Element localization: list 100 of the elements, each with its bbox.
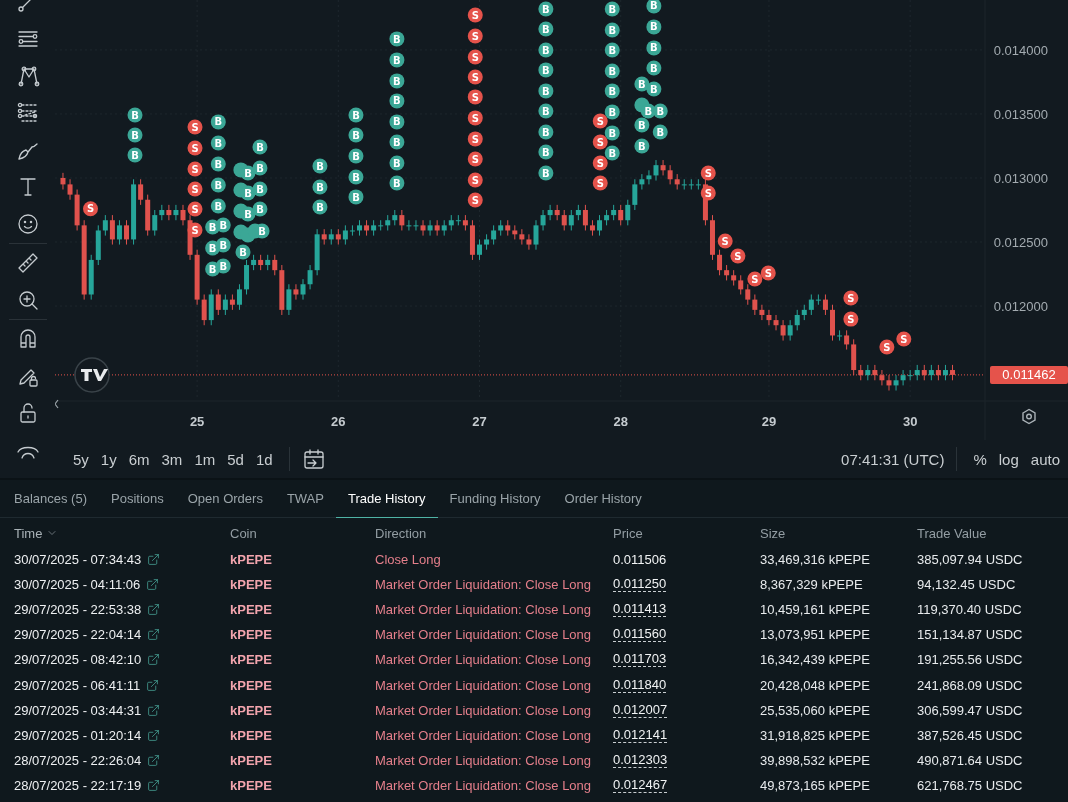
external-link-icon[interactable] bbox=[147, 703, 161, 717]
direction-cell-text: Market Order Liquidation: Close Long bbox=[375, 777, 593, 793]
trade-marker: S bbox=[700, 185, 716, 201]
column-header[interactable]: Direction bbox=[375, 525, 427, 541]
smiley-icon[interactable] bbox=[15, 212, 40, 236]
candlestick bbox=[830, 304, 835, 342]
coin-cell-text: kPEPE bbox=[230, 652, 273, 668]
trade-marker: B bbox=[538, 1, 554, 17]
trade-value-cell-text: 621,768.75 USDC bbox=[917, 777, 1024, 793]
candlestick bbox=[950, 364, 955, 381]
external-link-icon[interactable] bbox=[147, 778, 161, 792]
external-link-icon[interactable] bbox=[147, 553, 161, 567]
tab[interactable]: Open Orders bbox=[175, 480, 275, 518]
time-range-button[interactable]: 1m bbox=[190, 448, 220, 470]
trade-value-cell-text: 387,526.45 USDC bbox=[917, 727, 1024, 743]
direction-cell-text: Market Order Liquidation: Close Long bbox=[375, 677, 593, 693]
coin-cell-text: kPEPE bbox=[230, 777, 273, 793]
tab[interactable]: Positions bbox=[99, 480, 176, 518]
date-axis-label: 25 bbox=[189, 414, 205, 429]
size-cell-text: 10,459,161 kPEPE bbox=[760, 602, 871, 618]
trade-marker: B bbox=[646, 60, 662, 76]
trade-marker: B bbox=[604, 1, 620, 17]
external-link-icon[interactable] bbox=[147, 753, 161, 767]
time-cell: 29/07/2025 - 03:44:31 bbox=[14, 702, 142, 718]
tab[interactable]: TWAP bbox=[274, 480, 336, 518]
candlestick bbox=[124, 219, 129, 246]
trade-marker: B bbox=[604, 63, 620, 79]
tab[interactable]: Order History bbox=[552, 480, 654, 518]
trade-marker: B bbox=[634, 117, 650, 133]
trade-marker: B bbox=[646, 40, 662, 56]
trade-marker: S bbox=[467, 69, 483, 85]
price-cell: 0.012141 bbox=[613, 727, 668, 743]
trade-value-cell-text: 94,132.45 USDC bbox=[917, 577, 1017, 593]
date-axis-label: 28 bbox=[613, 414, 628, 429]
external-link-icon[interactable] bbox=[146, 678, 160, 692]
time-range-button[interactable]: 5d bbox=[223, 448, 248, 470]
trade-marker: B bbox=[252, 139, 268, 155]
trade-marker: S bbox=[592, 175, 608, 191]
column-header[interactable]: Coin bbox=[230, 525, 257, 541]
tab[interactable]: Funding History bbox=[437, 480, 553, 518]
trade-marker: B bbox=[604, 104, 620, 120]
column-header[interactable]: Size bbox=[760, 525, 786, 541]
trade-marker: S bbox=[467, 28, 483, 44]
fibonacci-icon[interactable] bbox=[15, 101, 40, 125]
time-range-button[interactable]: 1y bbox=[96, 448, 121, 470]
coin-cell-text: kPEPE bbox=[230, 602, 273, 618]
tab[interactable]: Trade History bbox=[335, 480, 438, 518]
trade-marker: S bbox=[467, 49, 483, 65]
time-cell: 29/07/2025 - 08:42:10 bbox=[14, 652, 142, 668]
external-link-icon[interactable] bbox=[147, 653, 161, 667]
trade-marker: B bbox=[252, 160, 268, 176]
candlestick bbox=[357, 219, 362, 237]
trade-marker: B bbox=[389, 134, 405, 150]
trade-marker: B bbox=[652, 124, 668, 140]
external-link-icon[interactable] bbox=[147, 603, 161, 617]
size-cell-text: 39,898,532 kPEPE bbox=[760, 752, 871, 768]
logo-icon bbox=[74, 357, 110, 393]
scale-button[interactable]: auto bbox=[1026, 448, 1064, 470]
trade-marker: B bbox=[538, 165, 554, 181]
price-cell: 0.012303 bbox=[613, 752, 668, 768]
trade-marker: S bbox=[83, 201, 98, 217]
size-cell-text: 13,073,951 kPEPE bbox=[760, 627, 871, 643]
tab[interactable]: Balances (5) bbox=[2, 480, 99, 518]
trade-marker: S bbox=[467, 7, 483, 23]
size-cell-text: 8,367,329 kPEPE bbox=[760, 577, 864, 593]
external-link-icon[interactable] bbox=[147, 628, 161, 642]
scale-button[interactable]: % bbox=[969, 448, 991, 470]
trade-marker: B bbox=[312, 199, 328, 215]
trade-marker: B bbox=[348, 189, 364, 205]
trade-marker: S bbox=[467, 110, 483, 126]
column-header[interactable]: Time bbox=[14, 525, 43, 541]
trade-marker: B bbox=[646, 0, 662, 14]
trade-marker: B bbox=[604, 145, 620, 161]
trade-marker: B bbox=[604, 42, 620, 58]
size-cell-text: 16,342,439 kPEPE bbox=[760, 652, 871, 668]
price-axis-label: 0.013000 bbox=[993, 171, 1048, 186]
column-header[interactable]: Price bbox=[613, 525, 643, 541]
trade-marker: B bbox=[389, 175, 405, 191]
trade-marker: S bbox=[467, 151, 483, 167]
coin-cell-text: kPEPE bbox=[230, 702, 273, 718]
trade-value-cell-text: 385,097.94 USDC bbox=[917, 552, 1024, 568]
time-cell: 29/07/2025 - 22:53:38 bbox=[14, 602, 142, 618]
date-axis-label: 29 bbox=[761, 414, 777, 429]
coin-cell-text: kPEPE bbox=[230, 752, 273, 768]
scale-button[interactable]: log bbox=[994, 448, 1023, 470]
time-range-button[interactable]: 6m bbox=[124, 448, 154, 470]
trade-marker: B bbox=[538, 124, 554, 140]
trade-marker: B bbox=[389, 52, 405, 68]
time-range-button[interactable]: 1d bbox=[251, 448, 277, 470]
direction-cell-text: Market Order Liquidation: Close Long bbox=[375, 727, 593, 743]
trade-marker: S bbox=[592, 134, 608, 150]
time-range-button[interactable]: 3m bbox=[157, 448, 187, 470]
external-link-icon[interactable] bbox=[146, 578, 160, 592]
calendar-icon[interactable] bbox=[301, 447, 326, 471]
direction-cell-text: Market Order Liquidation: Close Long bbox=[375, 602, 593, 618]
trade-marker: B bbox=[538, 103, 554, 119]
external-link-icon[interactable] bbox=[147, 728, 161, 742]
time-cell: 29/07/2025 - 01:20:14 bbox=[14, 727, 142, 743]
time-range-button[interactable]: 5y bbox=[69, 448, 93, 470]
column-header[interactable]: Trade Value bbox=[917, 525, 987, 541]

● ● ● ●

The request:
Write out all of the data above again, unchanged and in the same order, but leave out the pictures.

Answer in full:
Element localization: list 100 of the elements, each with its bbox.
external-link-icon[interactable] bbox=[147, 703, 161, 717]
direction-cell-text: Market Order Liquidation: Close Long bbox=[375, 777, 593, 793]
trade-marker: S bbox=[700, 185, 716, 201]
column-header[interactable]: Direction bbox=[375, 525, 427, 541]
smiley-icon[interactable] bbox=[15, 212, 40, 236]
candlestick bbox=[830, 304, 835, 342]
coin-cell-text: kPEPE bbox=[230, 652, 273, 668]
trade-marker: B bbox=[538, 1, 554, 17]
trade-value-cell-text: 621,768.75 USDC bbox=[917, 777, 1024, 793]
candlestick bbox=[950, 364, 955, 381]
external-link-icon[interactable] bbox=[147, 778, 161, 792]
external-link-icon[interactable] bbox=[147, 553, 161, 567]
tab[interactable]: Open Orders bbox=[175, 480, 275, 518]
time-range-button[interactable]: 1m bbox=[190, 448, 220, 470]
trade-value-cell-text: 387,526.45 USDC bbox=[917, 727, 1024, 743]
direction-cell-text: Market Order Liquidation: Close Long bbox=[375, 677, 593, 693]
coin-cell-text: kPEPE bbox=[230, 777, 273, 793]
tab[interactable]: Positions bbox=[99, 480, 176, 518]
date-axis-label: 25 bbox=[189, 414, 205, 429]
size-cell-text: 10,459,161 kPEPE bbox=[760, 602, 871, 618]
trade-marker: B bbox=[646, 60, 662, 76]
trade-marker: B bbox=[604, 1, 620, 17]
external-link-icon[interactable] bbox=[147, 753, 161, 767]
time-cell: 29/07/2025 - 03:44:31 bbox=[14, 702, 142, 718]
tab[interactable]: TWAP bbox=[274, 480, 336, 518]
candlestick bbox=[124, 219, 129, 246]
trade-marker: B bbox=[604, 63, 620, 79]
tab[interactable]: Order History bbox=[552, 480, 654, 518]
trade-marker: B bbox=[634, 117, 650, 133]
trade-marker: B bbox=[646, 40, 662, 56]
trade-marker: S bbox=[467, 69, 483, 85]
price-cell: 0.012141 bbox=[613, 727, 668, 743]
trade-value-cell-text: 94,132.45 USDC bbox=[917, 577, 1017, 593]
date-axis-label: 28 bbox=[613, 414, 628, 429]
external-link-icon[interactable] bbox=[146, 678, 160, 692]
time-range-button[interactable]: 5d bbox=[223, 448, 248, 470]
trade-marker: B bbox=[252, 139, 268, 155]
trade-marker: S bbox=[592, 175, 608, 191]
column-header[interactable]: Coin bbox=[230, 525, 257, 541]
tab[interactable]: Funding History bbox=[437, 480, 553, 518]
trade-marker: B bbox=[604, 104, 620, 120]
column-header[interactable]: Size bbox=[760, 525, 786, 541]
trade-marker: S bbox=[467, 28, 483, 44]
fibonacci-icon[interactable] bbox=[15, 101, 40, 125]
time-range-button[interactable]: 1y bbox=[96, 448, 121, 470]
coin-cell-text: kPEPE bbox=[230, 602, 273, 618]
tab[interactable]: Trade History bbox=[335, 480, 438, 518]
trade-marker: S bbox=[467, 49, 483, 65]
time-cell: 29/07/2025 - 08:42:10 bbox=[14, 652, 142, 668]
external-link-icon[interactable] bbox=[147, 653, 161, 667]
trade-marker: B bbox=[252, 160, 268, 176]
candlestick bbox=[357, 219, 362, 237]
trade-marker: B bbox=[389, 134, 405, 150]
trade-marker: B bbox=[652, 124, 668, 140]
external-link-icon[interactable] bbox=[147, 603, 161, 617]
size-cell-text: 39,898,532 kPEPE bbox=[760, 752, 871, 768]
logo-icon bbox=[74, 357, 110, 393]
scale-button[interactable]: auto bbox=[1026, 448, 1064, 470]
trade-marker: B bbox=[538, 165, 554, 181]
price-cell: 0.012303 bbox=[613, 752, 668, 768]
trade-marker: S bbox=[83, 201, 98, 217]
size-cell-text: 13,073,951 kPEPE bbox=[760, 627, 871, 643]
tab[interactable]: Balances (5) bbox=[2, 480, 99, 518]
trade-marker: S bbox=[467, 7, 483, 23]
size-cell-text: 8,367,329 kPEPE bbox=[760, 577, 864, 593]
external-link-icon[interactable] bbox=[147, 628, 161, 642]
scale-button[interactable]: % bbox=[969, 448, 991, 470]
trade-marker: B bbox=[312, 199, 328, 215]
trade-marker: B bbox=[348, 189, 364, 205]
trade-marker: S bbox=[467, 110, 483, 126]
column-header[interactable]: Time bbox=[14, 525, 43, 541]
trade-marker: B bbox=[646, 0, 662, 14]
trade-marker: B bbox=[604, 145, 620, 161]
trade-marker: B bbox=[604, 42, 620, 58]
size-cell-text: 16,342,439 kPEPE bbox=[760, 652, 871, 668]
price-axis-label: 0.013000 bbox=[993, 171, 1048, 186]
column-header[interactable]: Price bbox=[613, 525, 643, 541]
trade-marker: B bbox=[389, 175, 405, 191]
trade-marker: S bbox=[467, 151, 483, 167]
coin-cell-text: kPEPE bbox=[230, 702, 273, 718]
trade-value-cell-text: 385,097.94 USDC bbox=[917, 552, 1024, 568]
time-cell: 29/07/2025 - 22:53:38 bbox=[14, 602, 142, 618]
date-axis-label: 29 bbox=[761, 414, 777, 429]
coin-cell-text: kPEPE bbox=[230, 752, 273, 768]
scale-button[interactable]: log bbox=[994, 448, 1023, 470]
time-range-button[interactable]: 6m bbox=[124, 448, 154, 470]
trade-marker: B bbox=[538, 124, 554, 140]
trade-marker: B bbox=[389, 52, 405, 68]
time-range-button[interactable]: 1d bbox=[251, 448, 277, 470]
direction-cell-text: Market Order Liquidation: Close Long bbox=[375, 727, 593, 743]
trade-marker: S bbox=[592, 134, 608, 150]
time-range-button[interactable]: 3m bbox=[157, 448, 187, 470]
external-link-icon[interactable] bbox=[146, 578, 160, 592]
calendar-icon[interactable] bbox=[301, 447, 326, 471]
direction-cell-text: Market Order Liquidation: Close Long bbox=[375, 602, 593, 618]
trade-marker: B bbox=[538, 103, 554, 119]
external-link-icon[interactable] bbox=[147, 728, 161, 742]
time-cell: 29/07/2025 - 01:20:14 bbox=[14, 727, 142, 743]
time-range-button[interactable]: 5y bbox=[69, 448, 93, 470]
column-header[interactable]: Trade Value bbox=[917, 525, 987, 541]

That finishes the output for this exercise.